TASK TO COMPLETE:
Format the entries from their first line through the line containing "The auxiliary AGV 124B is at (151, 241)." as a numbered list, leaving out any blank lines.

RECORDS FOR PROCESSING:
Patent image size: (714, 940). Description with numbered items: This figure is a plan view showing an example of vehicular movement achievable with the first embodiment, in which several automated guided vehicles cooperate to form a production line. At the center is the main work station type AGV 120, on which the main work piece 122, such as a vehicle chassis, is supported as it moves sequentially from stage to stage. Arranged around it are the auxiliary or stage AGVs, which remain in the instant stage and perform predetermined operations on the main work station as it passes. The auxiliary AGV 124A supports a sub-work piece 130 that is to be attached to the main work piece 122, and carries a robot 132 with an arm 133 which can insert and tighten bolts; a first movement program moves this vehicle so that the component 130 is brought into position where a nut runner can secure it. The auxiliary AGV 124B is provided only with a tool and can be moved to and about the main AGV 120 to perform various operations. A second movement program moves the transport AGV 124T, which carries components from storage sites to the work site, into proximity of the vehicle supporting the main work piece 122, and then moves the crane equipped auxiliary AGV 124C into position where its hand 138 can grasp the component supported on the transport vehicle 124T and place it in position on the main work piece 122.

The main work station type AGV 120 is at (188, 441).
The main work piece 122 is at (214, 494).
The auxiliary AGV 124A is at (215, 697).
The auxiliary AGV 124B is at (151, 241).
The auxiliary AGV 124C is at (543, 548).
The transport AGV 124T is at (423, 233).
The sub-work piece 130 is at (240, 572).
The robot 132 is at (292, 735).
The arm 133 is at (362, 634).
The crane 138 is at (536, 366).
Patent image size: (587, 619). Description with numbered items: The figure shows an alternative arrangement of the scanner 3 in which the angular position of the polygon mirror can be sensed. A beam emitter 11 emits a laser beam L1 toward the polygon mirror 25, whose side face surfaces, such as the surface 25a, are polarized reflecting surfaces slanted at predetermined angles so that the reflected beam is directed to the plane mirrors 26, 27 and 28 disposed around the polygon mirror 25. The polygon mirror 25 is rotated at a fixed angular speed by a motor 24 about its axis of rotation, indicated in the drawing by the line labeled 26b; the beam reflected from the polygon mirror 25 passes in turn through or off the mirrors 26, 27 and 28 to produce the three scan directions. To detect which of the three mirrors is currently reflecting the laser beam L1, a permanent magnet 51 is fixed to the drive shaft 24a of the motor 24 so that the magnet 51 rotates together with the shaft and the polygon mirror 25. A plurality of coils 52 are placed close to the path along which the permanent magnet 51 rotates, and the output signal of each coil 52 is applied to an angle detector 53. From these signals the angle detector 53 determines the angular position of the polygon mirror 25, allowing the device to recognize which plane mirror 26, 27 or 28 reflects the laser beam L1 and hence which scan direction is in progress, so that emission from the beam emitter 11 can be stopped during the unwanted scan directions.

ANSWER FOR THIS EXERCISE:
1. Patent image size: (714, 940). Description with numbered items: This figure is a plan view showing an example of vehicular movement achievable with the first embodiment, in which several automated guided vehicles cooperate to form a production line. At the center is the main work station type AGV 120, on which the main work piece 122, such as a vehicle chassis, is supported as it moves sequentially from stage to stage. Arranged around it are the auxiliary or stage AGVs, which remain in the instant stage and perform predetermined operations on the main work station as it passes. The auxiliary AGV 124A supports a sub-work piece 130 that is to be attached to the main work piece 122, and carries a robot 132 with an arm 133 which can insert and tighten bolts; a first movement program moves this vehicle so that the component 130 is brought into position where a nut runner can secure it. The auxiliary AGV 124B is provided only with a tool and can be moved to and about the main AGV 120 to perform various operations. A second movement program moves the transport AGV 124T, which carries components from storage sites to the work site, into proximity of the vehicle supporting the main work piece 122, and then moves the crane equipped auxiliary AGV 124C into position where its hand 138 can grasp the component supported on the transport vehicle 124T and place it in position on the main work piece 122.
2. The main work station type AGV 120 is at (188, 441).
3. The main work piece 122 is at (214, 494).
4. The auxiliary AGV 124A is at (215, 697).
5. The auxiliary AGV 124B is at (151, 241).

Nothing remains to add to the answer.